*Given request:* Return the listing below exactly, with the pictures dropped.

*Records supplied:*
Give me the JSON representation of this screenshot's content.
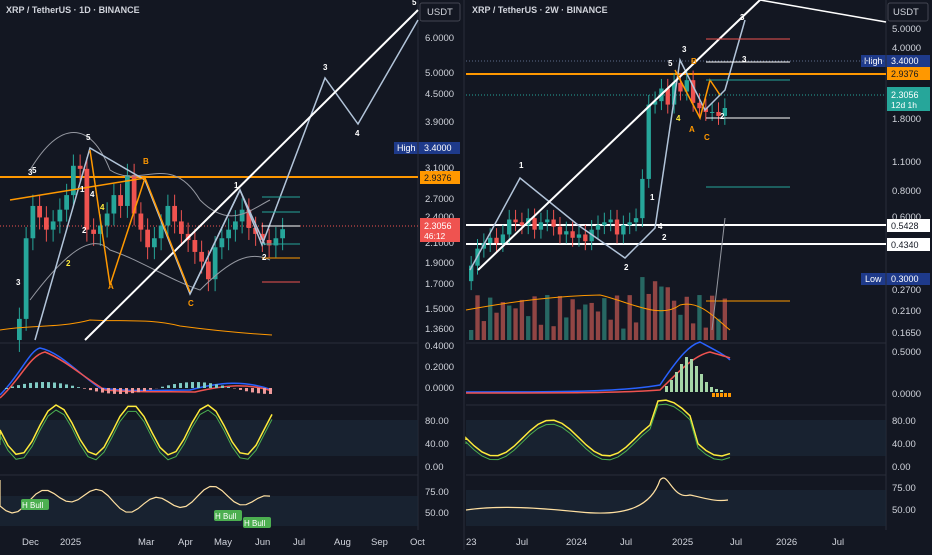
{
  "colors": {
    "bg": "#131722",
    "panel": "#1e222d",
    "grid": "#2a2e39",
    "up": "#26a69a",
    "down": "#ef5350",
    "orange": "#ff9800",
    "yellow": "#ffeb3b",
    "wave": "#b2c4d9",
    "blue": "#2962ff"
  },
  "currency": "USDT",
  "left": {
    "title": "XRP / TetherUS · 1D · BINANCE",
    "price_ticks": [
      "6.0000",
      "5.0000",
      "4.5000",
      "3.9000",
      "3.4000",
      "3.1000",
      "2.7000",
      "2.4000",
      "2.1000",
      "1.9000",
      "1.7000",
      "1.5000",
      "1.3600"
    ],
    "high_label": "High",
    "high_value": "3.4000",
    "orange_value": "2.9376",
    "last_value": "2.3056",
    "last_sub": "46:12",
    "macd_ticks": [
      "0.4000",
      "0.2000",
      "0.0000"
    ],
    "stoch_ticks": [
      "80.00",
      "40.00",
      "0.00"
    ],
    "rsi_ticks": [
      "75.00",
      "50.00"
    ],
    "x_labels": [
      "Dec",
      "2025",
      "Mar",
      "Apr",
      "May",
      "Jun",
      "Jul",
      "Aug",
      "Sep",
      "Oct"
    ],
    "wave_labels": [
      "3",
      "5",
      "3",
      "5",
      "1",
      "4",
      "2",
      "4",
      "2",
      "B",
      "A",
      "C",
      "1",
      "2",
      "3",
      "4",
      "5"
    ],
    "bull_labels": [
      "H Bull",
      "H Bull",
      "H Bull"
    ]
  },
  "right": {
    "title": "XRP / TetherUS · 2W · BINANCE",
    "price_ticks": [
      "5.0000",
      "4.0000",
      "3.4000",
      "2.9376",
      "1.8000",
      "1.1000",
      "0.8000",
      "0.6000",
      "0.3000",
      "0.2700",
      "0.2100",
      "0.1650"
    ],
    "high_label": "High",
    "high_value": "3.4000",
    "orange_value": "2.9376",
    "last_value": "2.3056",
    "last_sub": "12d 1h",
    "line1_value": "0.5428",
    "line2_value": "0.4340",
    "low_label": "Low",
    "low_value": "0.3000",
    "macd_ticks": [
      "0.5000",
      "0.0000"
    ],
    "stoch_ticks": [
      "80.00",
      "40.00",
      "0.00"
    ],
    "rsi_ticks": [
      "75.00",
      "50.00"
    ],
    "x_labels": [
      "23",
      "Jul",
      "2024",
      "Jul",
      "2025",
      "Jul",
      "2026",
      "Jul"
    ],
    "wave_labels": [
      "1",
      "2",
      "1",
      "2",
      "3",
      "5",
      "3",
      "B",
      "4",
      "A",
      "C",
      "2",
      "3",
      "4"
    ]
  },
  "chart_data": [
    {
      "type": "candlestick",
      "title": "XRP / TetherUS · 1D · BINANCE",
      "currency": "USDT",
      "x_labels": [
        "Dec",
        "2025",
        "Mar",
        "Apr",
        "May",
        "Jun",
        "Jul",
        "Aug",
        "Sep",
        "Oct"
      ],
      "high": 3.4,
      "last": 2.3056,
      "level": 2.9376,
      "ylim": [
        1.3,
        6.8
      ],
      "scale": "log",
      "close_series": [
        1.45,
        2.2,
        2.6,
        2.45,
        2.3,
        2.4,
        2.55,
        2.75,
        3.2,
        3.15,
        2.3,
        2.25,
        2.35,
        2.5,
        2.75,
        2.6,
        3.05,
        2.5,
        2.3,
        2.1,
        2.2,
        2.35,
        2.6,
        2.4,
        2.25,
        2.18,
        2.05,
        1.95,
        1.78,
        2.1,
        2.2,
        2.3,
        2.4,
        2.55,
        2.32,
        2.25,
        2.18,
        2.12,
        2.2,
        2.3056
      ]
    },
    {
      "type": "candlestick",
      "title": "XRP / TetherUS · 2W · BINANCE",
      "currency": "USDT",
      "x_labels": [
        "23",
        "Jul",
        "2024",
        "Jul",
        "2025",
        "Jul",
        "2026",
        "Jul"
      ],
      "high": 3.4,
      "low": 0.3,
      "last": 2.3056,
      "levels": [
        2.9376,
        0.5428,
        0.434
      ],
      "ylim": [
        0.15,
        6.5
      ],
      "scale": "log",
      "close_series": [
        0.36,
        0.44,
        0.47,
        0.5,
        0.47,
        0.52,
        0.62,
        0.6,
        0.58,
        0.63,
        0.55,
        0.6,
        0.62,
        0.57,
        0.52,
        0.54,
        0.5,
        0.52,
        0.48,
        0.55,
        0.58,
        0.6,
        0.62,
        0.52,
        0.58,
        0.6,
        0.63,
        1.0,
        2.4,
        2.5,
        2.9,
        2.4,
        3.1,
        2.8,
        3.2,
        2.45,
        2.3,
        2.2,
        2.2,
        2.1,
        2.3056
      ]
    }
  ]
}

*Response to the exercise:*
Give me the JSON representation of this screenshot's content.
{
  "colors": {
    "bg": "#131722",
    "panel": "#1e222d",
    "grid": "#2a2e39",
    "up": "#26a69a",
    "down": "#ef5350",
    "orange": "#ff9800",
    "yellow": "#ffeb3b",
    "wave": "#b2c4d9",
    "blue": "#2962ff"
  },
  "currency": "USDT",
  "left": {
    "title": "XRP / TetherUS · 1D · BINANCE",
    "price_ticks": [
      "6.0000",
      "5.0000",
      "4.5000",
      "3.9000",
      "3.4000",
      "3.1000",
      "2.7000",
      "2.4000",
      "2.1000",
      "1.9000",
      "1.7000",
      "1.5000",
      "1.3600"
    ],
    "high_label": "High",
    "high_value": "3.4000",
    "orange_value": "2.9376",
    "last_value": "2.3056",
    "last_sub": "46:12",
    "macd_ticks": [
      "0.4000",
      "0.2000",
      "0.0000"
    ],
    "stoch_ticks": [
      "80.00",
      "40.00",
      "0.00"
    ],
    "rsi_ticks": [
      "75.00",
      "50.00"
    ],
    "x_labels": [
      "Dec",
      "2025",
      "Mar",
      "Apr",
      "May",
      "Jun",
      "Jul",
      "Aug",
      "Sep",
      "Oct"
    ],
    "wave_labels": [
      "3",
      "5",
      "3",
      "5",
      "1",
      "4",
      "2",
      "4",
      "2",
      "B",
      "A",
      "C",
      "1",
      "2",
      "3",
      "4",
      "5"
    ],
    "bull_labels": [
      "H Bull",
      "H Bull",
      "H Bull"
    ]
  },
  "right": {
    "title": "XRP / TetherUS · 2W · BINANCE",
    "price_ticks": [
      "5.0000",
      "4.0000",
      "3.4000",
      "2.9376",
      "1.8000",
      "1.1000",
      "0.8000",
      "0.6000",
      "0.3000",
      "0.2700",
      "0.2100",
      "0.1650"
    ],
    "high_label": "High",
    "high_value": "3.4000",
    "orange_value": "2.9376",
    "last_value": "2.3056",
    "last_sub": "12d 1h",
    "line1_value": "0.5428",
    "line2_value": "0.4340",
    "low_label": "Low",
    "low_value": "0.3000",
    "macd_ticks": [
      "0.5000",
      "0.0000"
    ],
    "stoch_ticks": [
      "80.00",
      "40.00",
      "0.00"
    ],
    "rsi_ticks": [
      "75.00",
      "50.00"
    ],
    "x_labels": [
      "23",
      "Jul",
      "2024",
      "Jul",
      "2025",
      "Jul",
      "2026",
      "Jul"
    ],
    "wave_labels": [
      "1",
      "2",
      "1",
      "2",
      "3",
      "5",
      "3",
      "B",
      "4",
      "A",
      "C",
      "2",
      "3",
      "4"
    ]
  },
  "chart_data": [
    {
      "type": "candlestick",
      "title": "XRP / TetherUS · 1D · BINANCE",
      "currency": "USDT",
      "x_labels": [
        "Dec",
        "2025",
        "Mar",
        "Apr",
        "May",
        "Jun",
        "Jul",
        "Aug",
        "Sep",
        "Oct"
      ],
      "high": 3.4,
      "last": 2.3056,
      "level": 2.9376,
      "ylim": [
        1.3,
        6.8
      ],
      "scale": "log",
      "close_series": [
        1.45,
        2.2,
        2.6,
        2.45,
        2.3,
        2.4,
        2.55,
        2.75,
        3.2,
        3.15,
        2.3,
        2.25,
        2.35,
        2.5,
        2.75,
        2.6,
        3.05,
        2.5,
        2.3,
        2.1,
        2.2,
        2.35,
        2.6,
        2.4,
        2.25,
        2.18,
        2.05,
        1.95,
        1.78,
        2.1,
        2.2,
        2.3,
        2.4,
        2.55,
        2.32,
        2.25,
        2.18,
        2.12,
        2.2,
        2.3056
      ]
    },
    {
      "type": "candlestick",
      "title": "XRP / TetherUS · 2W · BINANCE",
      "currency": "USDT",
      "x_labels": [
        "23",
        "Jul",
        "2024",
        "Jul",
        "2025",
        "Jul",
        "2026",
        "Jul"
      ],
      "high": 3.4,
      "low": 0.3,
      "last": 2.3056,
      "levels": [
        2.9376,
        0.5428,
        0.434
      ],
      "ylim": [
        0.15,
        6.5
      ],
      "scale": "log",
      "close_series": [
        0.36,
        0.44,
        0.47,
        0.5,
        0.47,
        0.52,
        0.62,
        0.6,
        0.58,
        0.63,
        0.55,
        0.6,
        0.62,
        0.57,
        0.52,
        0.54,
        0.5,
        0.52,
        0.48,
        0.55,
        0.58,
        0.6,
        0.62,
        0.52,
        0.58,
        0.6,
        0.63,
        1.0,
        2.4,
        2.5,
        2.9,
        2.4,
        3.1,
        2.8,
        3.2,
        2.45,
        2.3,
        2.2,
        2.2,
        2.1,
        2.3056
      ]
    }
  ]
}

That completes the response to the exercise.